Let’s start with training the models.

set.seed(42)
data %>%
  filter(count_long > 5,
         Afrotropic == 1) %>%
  slice_sample(n = nrow_subsample) %>%
  as.data.frame() -> data_subset

saveRDS(data_subset, file = "data/processed/data_subset.RDS")

model_formula <- function(predictors, response, interactions = FALSE) {
  formula <- paste0(response, " ~ ", paste0("bbs(", predictors, ")", collapse = " + "))
  
  if (interactions) {
    envir_vars <- unlist(unique(lapply(str_split(predictors, "_"), function(x) x[[1]])))
    interactions <- lapply(envir_vars, function(x) {
      paste0("bspatial(", predictors[str_starts(predictors, paste0(x, "_"))][1], ", ", 
             predictors[str_starts(predictors, paste0(x, "_"))][2], ")")
    })
    formula <- paste0(formula, " + ", paste0(interactions, collapse = " + "))
  }
  
  formula <- as.formula(formula)
  return(formula)
}

formula_trends <- model_formula(predictors_trends[!predictors_trends %in% c("trend_long", "trend_short")], "trend_long")
formula_resids <- model_formula(predictors_resids[!predictors_resids %in% c("trend_long", "trend_short")], "trend_long")
formula_all <- model_formula(predictors_all[!predictors_all %in% c("trend_long", "trend_short")], "trend_long", 
                             interactions = TRUE)

..............................

# SET TASK A
Return the entries from the start through the line containing "grapevine-logo xyxy=(165,138,245,208)", with both ends included, and reproduce each line unchanged.

..............................

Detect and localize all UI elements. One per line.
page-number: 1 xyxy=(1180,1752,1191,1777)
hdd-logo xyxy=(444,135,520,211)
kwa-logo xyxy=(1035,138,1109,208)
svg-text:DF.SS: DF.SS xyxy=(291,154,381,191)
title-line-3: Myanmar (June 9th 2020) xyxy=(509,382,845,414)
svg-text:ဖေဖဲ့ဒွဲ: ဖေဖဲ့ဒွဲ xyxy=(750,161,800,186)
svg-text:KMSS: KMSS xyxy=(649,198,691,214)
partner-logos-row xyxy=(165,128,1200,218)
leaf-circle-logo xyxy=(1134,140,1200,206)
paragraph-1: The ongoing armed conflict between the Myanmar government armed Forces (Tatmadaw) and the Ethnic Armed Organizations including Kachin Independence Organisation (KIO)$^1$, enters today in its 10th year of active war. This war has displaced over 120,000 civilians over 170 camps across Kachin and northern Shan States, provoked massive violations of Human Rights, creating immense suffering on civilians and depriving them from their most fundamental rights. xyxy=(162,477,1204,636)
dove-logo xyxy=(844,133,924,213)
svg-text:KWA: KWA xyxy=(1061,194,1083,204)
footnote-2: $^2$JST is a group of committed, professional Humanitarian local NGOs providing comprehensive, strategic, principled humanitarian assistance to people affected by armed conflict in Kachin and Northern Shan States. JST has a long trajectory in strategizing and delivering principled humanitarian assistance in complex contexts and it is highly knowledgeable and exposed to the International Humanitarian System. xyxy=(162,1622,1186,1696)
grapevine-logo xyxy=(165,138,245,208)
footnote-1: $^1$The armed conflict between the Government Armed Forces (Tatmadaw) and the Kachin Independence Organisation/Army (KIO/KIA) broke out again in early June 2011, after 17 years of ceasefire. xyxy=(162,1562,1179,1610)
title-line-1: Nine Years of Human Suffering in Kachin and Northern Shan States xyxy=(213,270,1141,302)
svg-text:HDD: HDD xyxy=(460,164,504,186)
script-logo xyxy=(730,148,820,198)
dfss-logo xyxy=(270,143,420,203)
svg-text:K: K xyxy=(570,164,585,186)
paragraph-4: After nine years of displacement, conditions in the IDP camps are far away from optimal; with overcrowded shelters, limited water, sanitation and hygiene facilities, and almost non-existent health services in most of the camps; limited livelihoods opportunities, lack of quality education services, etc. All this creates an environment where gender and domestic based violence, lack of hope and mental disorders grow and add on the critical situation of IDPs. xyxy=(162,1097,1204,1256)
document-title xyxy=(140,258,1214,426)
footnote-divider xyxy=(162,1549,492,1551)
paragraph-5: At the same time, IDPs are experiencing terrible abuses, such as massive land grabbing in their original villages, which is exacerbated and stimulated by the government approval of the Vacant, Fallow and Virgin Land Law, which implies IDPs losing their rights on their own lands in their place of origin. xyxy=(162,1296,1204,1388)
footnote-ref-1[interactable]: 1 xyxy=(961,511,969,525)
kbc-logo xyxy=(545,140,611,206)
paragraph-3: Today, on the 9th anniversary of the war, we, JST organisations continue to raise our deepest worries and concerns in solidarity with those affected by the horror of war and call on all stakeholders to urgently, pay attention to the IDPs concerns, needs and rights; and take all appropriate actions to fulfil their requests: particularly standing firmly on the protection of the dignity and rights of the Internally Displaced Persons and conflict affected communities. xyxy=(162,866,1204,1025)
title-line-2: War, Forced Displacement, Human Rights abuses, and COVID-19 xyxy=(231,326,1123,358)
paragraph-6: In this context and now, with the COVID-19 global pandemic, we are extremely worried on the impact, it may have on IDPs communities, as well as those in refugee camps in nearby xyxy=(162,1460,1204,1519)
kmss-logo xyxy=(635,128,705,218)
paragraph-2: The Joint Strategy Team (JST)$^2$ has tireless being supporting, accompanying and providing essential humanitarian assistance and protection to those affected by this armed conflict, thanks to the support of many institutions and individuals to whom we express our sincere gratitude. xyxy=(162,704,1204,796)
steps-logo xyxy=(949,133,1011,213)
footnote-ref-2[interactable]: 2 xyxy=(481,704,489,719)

..............................

# SET TASK B
List every parameter named in the definition of the model_formula function in the model-training code.

# EXERCISE RESULT A
Detect and localize all UI elements. One per line.
page-number: 1 xyxy=(1180,1752,1191,1777)
hdd-logo xyxy=(444,135,520,211)
kwa-logo xyxy=(1035,138,1109,208)
svg-text:DF.SS: DF.SS xyxy=(291,154,381,191)
title-line-3: Myanmar (June 9th 2020) xyxy=(509,382,845,414)
svg-text:ဖေဖဲ့ဒွဲ: ဖေဖဲ့ဒွဲ xyxy=(750,161,800,186)
svg-text:KMSS: KMSS xyxy=(649,198,691,214)
partner-logos-row xyxy=(165,128,1200,218)
leaf-circle-logo xyxy=(1134,140,1200,206)
paragraph-1: The ongoing armed conflict between the Myanmar government armed Forces (Tatmadaw) and the Ethnic Armed Organizations including Kachin Independence Organisation (KIO)$^1$, enters today in its 10th year of active war. This war has displaced over 120,000 civilians over 170 camps across Kachin and northern Shan States, provoked massive violations of Human Rights, creating immense suffering on civilians and depriving them from their most fundamental rights. xyxy=(162,477,1204,636)
dove-logo xyxy=(844,133,924,213)
svg-text:KWA: KWA xyxy=(1061,194,1083,204)
footnote-2: $^2$JST is a group of committed, professional Humanitarian local NGOs providing comprehensive, strategic, principled humanitarian assistance to people affected by armed conflict in Kachin and Northern Shan States. JST has a long trajectory in strategizing and delivering principled humanitarian assistance in complex contexts and it is highly knowledgeable and exposed to the International Humanitarian System. xyxy=(162,1622,1186,1696)
grapevine-logo xyxy=(165,138,245,208)

# EXERCISE RESULT B
predictors
response
interactions